Data supplied:
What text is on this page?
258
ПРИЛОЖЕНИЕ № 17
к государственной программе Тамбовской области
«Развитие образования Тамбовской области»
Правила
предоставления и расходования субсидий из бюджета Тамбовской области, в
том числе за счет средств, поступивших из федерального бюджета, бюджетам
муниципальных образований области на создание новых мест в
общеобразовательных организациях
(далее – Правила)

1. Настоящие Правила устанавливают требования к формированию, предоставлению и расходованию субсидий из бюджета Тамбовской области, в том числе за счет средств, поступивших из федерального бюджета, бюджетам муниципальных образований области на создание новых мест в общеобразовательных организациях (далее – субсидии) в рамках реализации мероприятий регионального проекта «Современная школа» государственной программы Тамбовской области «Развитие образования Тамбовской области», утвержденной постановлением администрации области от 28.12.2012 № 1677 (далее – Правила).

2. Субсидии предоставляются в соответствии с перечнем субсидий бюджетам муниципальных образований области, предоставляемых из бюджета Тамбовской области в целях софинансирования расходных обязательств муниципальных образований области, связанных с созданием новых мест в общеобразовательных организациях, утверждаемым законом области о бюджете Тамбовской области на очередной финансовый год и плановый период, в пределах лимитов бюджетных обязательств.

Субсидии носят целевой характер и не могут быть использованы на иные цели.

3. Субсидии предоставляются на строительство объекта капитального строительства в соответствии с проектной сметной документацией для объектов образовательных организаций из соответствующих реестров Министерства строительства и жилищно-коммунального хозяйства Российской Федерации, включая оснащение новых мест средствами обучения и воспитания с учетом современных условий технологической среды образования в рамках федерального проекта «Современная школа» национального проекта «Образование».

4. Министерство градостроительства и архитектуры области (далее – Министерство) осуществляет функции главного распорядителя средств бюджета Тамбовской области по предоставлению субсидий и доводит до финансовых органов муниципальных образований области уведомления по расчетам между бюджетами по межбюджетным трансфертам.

Your task: Each line of the material above must be retyped precisely.

Task response:
What text is on this page?
258
ПРИЛОЖЕНИЕ № 17
к государственной программе Тамбовской области
«Развитие образования Тамбовской области»
Правила
предоставления и расходования субсидий из бюджета Тамбовской области, в
том числе за счет средств, поступивших из федерального бюджета, бюджетам
муниципальных образований области на создание новых мест в
общеобразовательных организациях
(далее – Правила)

1. Настоящие Правила устанавливают требования к формированию, предоставлению и расходованию субсидий из бюджета Тамбовской области, в том числе за счет средств, поступивших из федерального бюджета, бюджетам муниципальных образований области на создание новых мест в общеобразовательных организациях (далее – субсидии) в рамках реализации мероприятий регионального проекта «Современная школа» государственной программы Тамбовской области «Развитие образования Тамбовской области», утвержденной постановлением администрации области от 28.12.2012 № 1677 (далее – Правила).

2. Субсидии предоставляются в соответствии с перечнем субсидий бюджетам муниципальных образований области, предоставляемых из бюджета Тамбовской области в целях софинансирования расходных обязательств муниципальных образований области, связанных с созданием новых мест в общеобразовательных организациях, утверждаемым законом области о бюджете Тамбовской области на очередной финансовый год и плановый период, в пределах лимитов бюджетных обязательств.

Субсидии носят целевой характер и не могут быть использованы на иные цели.

3. Субсидии предоставляются на строительство объекта капитального строительства в соответствии с проектной сметной документацией для объектов образовательных организаций из соответствующих реестров Министерства строительства и жилищно-коммунального хозяйства Российской Федерации, включая оснащение новых мест средствами обучения и воспитания с учетом современных условий технологической среды образования в рамках федерального проекта «Современная школа» национального проекта «Образование».

4. Министерство градостроительства и архитектуры области (далее – Министерство) осуществляет функции главного распорядителя средств бюджета Тамбовской области по предоставлению субсидий и доводит до финансовых органов муниципальных образований области уведомления по расчетам между бюджетами по межбюджетным трансфертам.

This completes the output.